__What you will do__: Copy out the data exactly, leaving the pictures behind.

(Records from a collection)
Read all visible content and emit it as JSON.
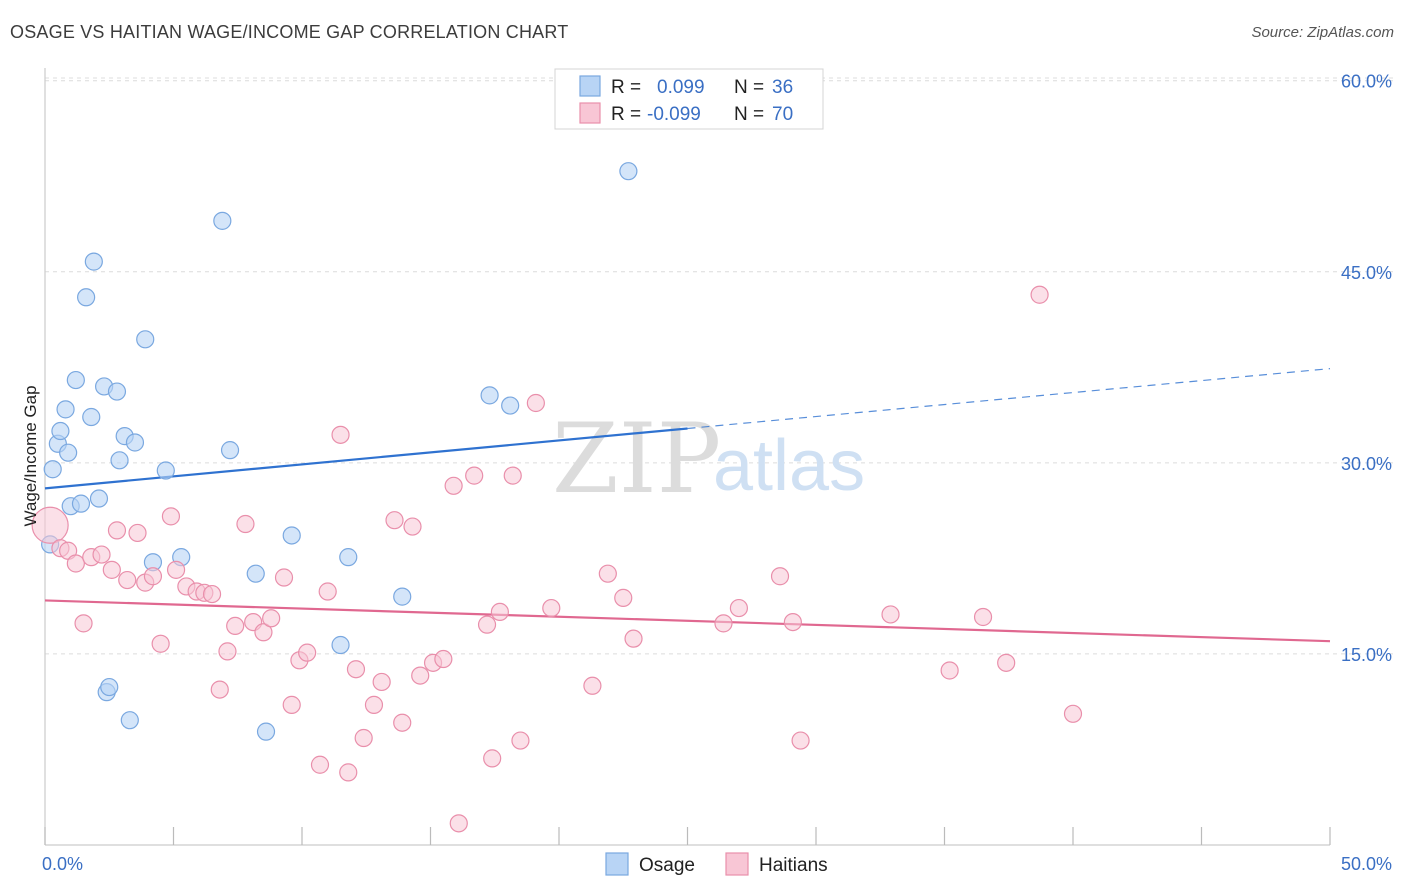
{
  "title": "OSAGE VS HAITIAN WAGE/INCOME GAP CORRELATION CHART",
  "source": "Source: ZipAtlas.com",
  "watermark": {
    "zip": "ZIP",
    "atlas": "atlas"
  },
  "legend": {
    "rows": [
      {
        "r_label": "R =",
        "r_value": "0.099",
        "n_label": "N =",
        "n_value": "36"
      },
      {
        "r_label": "R =",
        "r_value": "-0.099",
        "n_label": "N =",
        "n_value": "70"
      }
    ]
  },
  "colors": {
    "osage_fill": "#b8d4f5",
    "osage_stroke": "#7aa8e0",
    "osage_line": "#2f72d0",
    "haitian_fill": "#f8c6d5",
    "haitian_stroke": "#e98fab",
    "haitian_line": "#e06890",
    "grid": "#dcdcdc",
    "tick_label": "#3a6fc4"
  },
  "chart_data": {
    "type": "scatter",
    "title": "OSAGE VS HAITIAN WAGE/INCOME GAP CORRELATION CHART",
    "xlabel": "",
    "ylabel": "Wage/Income Gap",
    "xlim": [
      0,
      50
    ],
    "ylim": [
      0,
      61
    ],
    "x_tick_labels": [
      "0.0%",
      "50.0%"
    ],
    "y_ticks": [
      15,
      30,
      45,
      60
    ],
    "y_tick_labels": [
      "15.0%",
      "30.0%",
      "45.0%",
      "60.0%"
    ],
    "grid": true,
    "legend_position": "top-center",
    "series": [
      {
        "name": "Osage",
        "points": [
          [
            0.2,
            23.6
          ],
          [
            0.3,
            29.5
          ],
          [
            0.5,
            31.5
          ],
          [
            0.6,
            32.5
          ],
          [
            0.8,
            34.2
          ],
          [
            0.9,
            30.8
          ],
          [
            1.0,
            26.6
          ],
          [
            1.2,
            36.5
          ],
          [
            1.4,
            26.8
          ],
          [
            1.6,
            43.0
          ],
          [
            1.8,
            33.6
          ],
          [
            1.9,
            45.8
          ],
          [
            2.1,
            27.2
          ],
          [
            2.3,
            36.0
          ],
          [
            2.4,
            12.0
          ],
          [
            2.5,
            12.4
          ],
          [
            2.8,
            35.6
          ],
          [
            2.9,
            30.2
          ],
          [
            3.1,
            32.1
          ],
          [
            3.3,
            9.8
          ],
          [
            3.5,
            31.6
          ],
          [
            3.9,
            39.7
          ],
          [
            4.2,
            22.2
          ],
          [
            4.7,
            29.4
          ],
          [
            5.3,
            22.6
          ],
          [
            6.9,
            49.0
          ],
          [
            7.2,
            31.0
          ],
          [
            8.2,
            21.3
          ],
          [
            8.6,
            8.9
          ],
          [
            9.6,
            24.3
          ],
          [
            11.5,
            15.7
          ],
          [
            11.8,
            22.6
          ],
          [
            13.9,
            19.5
          ],
          [
            17.3,
            35.3
          ],
          [
            18.1,
            34.5
          ],
          [
            22.7,
            52.9
          ]
        ],
        "trend": {
          "x": [
            0,
            25
          ],
          "y": [
            28.0,
            32.7
          ]
        },
        "trend_dashed": {
          "x": [
            25,
            50
          ],
          "y": [
            32.7,
            37.4
          ]
        }
      },
      {
        "name": "Haitians",
        "points": [
          [
            0.2,
            25.1
          ],
          [
            0.6,
            23.3
          ],
          [
            0.9,
            23.1
          ],
          [
            1.2,
            22.1
          ],
          [
            1.5,
            17.4
          ],
          [
            1.8,
            22.6
          ],
          [
            2.2,
            22.8
          ],
          [
            2.6,
            21.6
          ],
          [
            2.8,
            24.7
          ],
          [
            3.2,
            20.8
          ],
          [
            3.6,
            24.5
          ],
          [
            3.9,
            20.6
          ],
          [
            4.2,
            21.1
          ],
          [
            4.5,
            15.8
          ],
          [
            4.9,
            25.8
          ],
          [
            5.1,
            21.6
          ],
          [
            5.5,
            20.3
          ],
          [
            5.9,
            19.9
          ],
          [
            6.2,
            19.8
          ],
          [
            6.5,
            19.7
          ],
          [
            6.8,
            12.2
          ],
          [
            7.1,
            15.2
          ],
          [
            7.4,
            17.2
          ],
          [
            7.8,
            25.2
          ],
          [
            8.1,
            17.5
          ],
          [
            8.5,
            16.7
          ],
          [
            8.8,
            17.8
          ],
          [
            9.3,
            21.0
          ],
          [
            9.6,
            11.0
          ],
          [
            9.9,
            14.5
          ],
          [
            10.2,
            15.1
          ],
          [
            10.7,
            6.3
          ],
          [
            11.0,
            19.9
          ],
          [
            11.5,
            32.2
          ],
          [
            11.8,
            5.7
          ],
          [
            12.1,
            13.8
          ],
          [
            12.4,
            8.4
          ],
          [
            12.8,
            11.0
          ],
          [
            13.1,
            12.8
          ],
          [
            13.6,
            25.5
          ],
          [
            13.9,
            9.6
          ],
          [
            14.3,
            25.0
          ],
          [
            14.6,
            13.3
          ],
          [
            15.1,
            14.3
          ],
          [
            15.5,
            14.6
          ],
          [
            15.9,
            28.2
          ],
          [
            16.1,
            1.7
          ],
          [
            16.7,
            29.0
          ],
          [
            17.2,
            17.3
          ],
          [
            17.4,
            6.8
          ],
          [
            17.7,
            18.3
          ],
          [
            18.2,
            29.0
          ],
          [
            18.5,
            8.2
          ],
          [
            19.1,
            34.7
          ],
          [
            19.7,
            18.6
          ],
          [
            21.3,
            12.5
          ],
          [
            21.9,
            21.3
          ],
          [
            22.5,
            19.4
          ],
          [
            22.9,
            16.2
          ],
          [
            26.4,
            17.4
          ],
          [
            27.0,
            18.6
          ],
          [
            28.6,
            21.1
          ],
          [
            29.1,
            17.5
          ],
          [
            29.4,
            8.2
          ],
          [
            32.9,
            18.1
          ],
          [
            35.2,
            13.7
          ],
          [
            36.5,
            17.9
          ],
          [
            37.4,
            14.3
          ],
          [
            38.7,
            43.2
          ],
          [
            40.0,
            10.3
          ]
        ],
        "trend": {
          "x": [
            0,
            50
          ],
          "y": [
            19.2,
            16.0
          ]
        }
      }
    ]
  }
}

__Answer to this exercise__:
Read all visible content and emit it as JSON.
{
  "title": "OSAGE VS HAITIAN WAGE/INCOME GAP CORRELATION CHART",
  "source": "Source: ZipAtlas.com",
  "watermark": {
    "zip": "ZIP",
    "atlas": "atlas"
  },
  "legend": {
    "rows": [
      {
        "r_label": "R =",
        "r_value": "0.099",
        "n_label": "N =",
        "n_value": "36"
      },
      {
        "r_label": "R =",
        "r_value": "-0.099",
        "n_label": "N =",
        "n_value": "70"
      }
    ]
  },
  "colors": {
    "osage_fill": "#b8d4f5",
    "osage_stroke": "#7aa8e0",
    "osage_line": "#2f72d0",
    "haitian_fill": "#f8c6d5",
    "haitian_stroke": "#e98fab",
    "haitian_line": "#e06890",
    "grid": "#dcdcdc",
    "tick_label": "#3a6fc4"
  },
  "chart_data": {
    "type": "scatter",
    "title": "OSAGE VS HAITIAN WAGE/INCOME GAP CORRELATION CHART",
    "xlabel": "",
    "ylabel": "Wage/Income Gap",
    "xlim": [
      0,
      50
    ],
    "ylim": [
      0,
      61
    ],
    "x_tick_labels": [
      "0.0%",
      "50.0%"
    ],
    "y_ticks": [
      15,
      30,
      45,
      60
    ],
    "y_tick_labels": [
      "15.0%",
      "30.0%",
      "45.0%",
      "60.0%"
    ],
    "grid": true,
    "legend_position": "top-center",
    "series": [
      {
        "name": "Osage",
        "points": [
          [
            0.2,
            23.6
          ],
          [
            0.3,
            29.5
          ],
          [
            0.5,
            31.5
          ],
          [
            0.6,
            32.5
          ],
          [
            0.8,
            34.2
          ],
          [
            0.9,
            30.8
          ],
          [
            1.0,
            26.6
          ],
          [
            1.2,
            36.5
          ],
          [
            1.4,
            26.8
          ],
          [
            1.6,
            43.0
          ],
          [
            1.8,
            33.6
          ],
          [
            1.9,
            45.8
          ],
          [
            2.1,
            27.2
          ],
          [
            2.3,
            36.0
          ],
          [
            2.4,
            12.0
          ],
          [
            2.5,
            12.4
          ],
          [
            2.8,
            35.6
          ],
          [
            2.9,
            30.2
          ],
          [
            3.1,
            32.1
          ],
          [
            3.3,
            9.8
          ],
          [
            3.5,
            31.6
          ],
          [
            3.9,
            39.7
          ],
          [
            4.2,
            22.2
          ],
          [
            4.7,
            29.4
          ],
          [
            5.3,
            22.6
          ],
          [
            6.9,
            49.0
          ],
          [
            7.2,
            31.0
          ],
          [
            8.2,
            21.3
          ],
          [
            8.6,
            8.9
          ],
          [
            9.6,
            24.3
          ],
          [
            11.5,
            15.7
          ],
          [
            11.8,
            22.6
          ],
          [
            13.9,
            19.5
          ],
          [
            17.3,
            35.3
          ],
          [
            18.1,
            34.5
          ],
          [
            22.7,
            52.9
          ]
        ],
        "trend": {
          "x": [
            0,
            25
          ],
          "y": [
            28.0,
            32.7
          ]
        },
        "trend_dashed": {
          "x": [
            25,
            50
          ],
          "y": [
            32.7,
            37.4
          ]
        }
      },
      {
        "name": "Haitians",
        "points": [
          [
            0.2,
            25.1
          ],
          [
            0.6,
            23.3
          ],
          [
            0.9,
            23.1
          ],
          [
            1.2,
            22.1
          ],
          [
            1.5,
            17.4
          ],
          [
            1.8,
            22.6
          ],
          [
            2.2,
            22.8
          ],
          [
            2.6,
            21.6
          ],
          [
            2.8,
            24.7
          ],
          [
            3.2,
            20.8
          ],
          [
            3.6,
            24.5
          ],
          [
            3.9,
            20.6
          ],
          [
            4.2,
            21.1
          ],
          [
            4.5,
            15.8
          ],
          [
            4.9,
            25.8
          ],
          [
            5.1,
            21.6
          ],
          [
            5.5,
            20.3
          ],
          [
            5.9,
            19.9
          ],
          [
            6.2,
            19.8
          ],
          [
            6.5,
            19.7
          ],
          [
            6.8,
            12.2
          ],
          [
            7.1,
            15.2
          ],
          [
            7.4,
            17.2
          ],
          [
            7.8,
            25.2
          ],
          [
            8.1,
            17.5
          ],
          [
            8.5,
            16.7
          ],
          [
            8.8,
            17.8
          ],
          [
            9.3,
            21.0
          ],
          [
            9.6,
            11.0
          ],
          [
            9.9,
            14.5
          ],
          [
            10.2,
            15.1
          ],
          [
            10.7,
            6.3
          ],
          [
            11.0,
            19.9
          ],
          [
            11.5,
            32.2
          ],
          [
            11.8,
            5.7
          ],
          [
            12.1,
            13.8
          ],
          [
            12.4,
            8.4
          ],
          [
            12.8,
            11.0
          ],
          [
            13.1,
            12.8
          ],
          [
            13.6,
            25.5
          ],
          [
            13.9,
            9.6
          ],
          [
            14.3,
            25.0
          ],
          [
            14.6,
            13.3
          ],
          [
            15.1,
            14.3
          ],
          [
            15.5,
            14.6
          ],
          [
            15.9,
            28.2
          ],
          [
            16.1,
            1.7
          ],
          [
            16.7,
            29.0
          ],
          [
            17.2,
            17.3
          ],
          [
            17.4,
            6.8
          ],
          [
            17.7,
            18.3
          ],
          [
            18.2,
            29.0
          ],
          [
            18.5,
            8.2
          ],
          [
            19.1,
            34.7
          ],
          [
            19.7,
            18.6
          ],
          [
            21.3,
            12.5
          ],
          [
            21.9,
            21.3
          ],
          [
            22.5,
            19.4
          ],
          [
            22.9,
            16.2
          ],
          [
            26.4,
            17.4
          ],
          [
            27.0,
            18.6
          ],
          [
            28.6,
            21.1
          ],
          [
            29.1,
            17.5
          ],
          [
            29.4,
            8.2
          ],
          [
            32.9,
            18.1
          ],
          [
            35.2,
            13.7
          ],
          [
            36.5,
            17.9
          ],
          [
            37.4,
            14.3
          ],
          [
            38.7,
            43.2
          ],
          [
            40.0,
            10.3
          ]
        ],
        "trend": {
          "x": [
            0,
            50
          ],
          "y": [
            19.2,
            16.0
          ]
        }
      }
    ]
  }
}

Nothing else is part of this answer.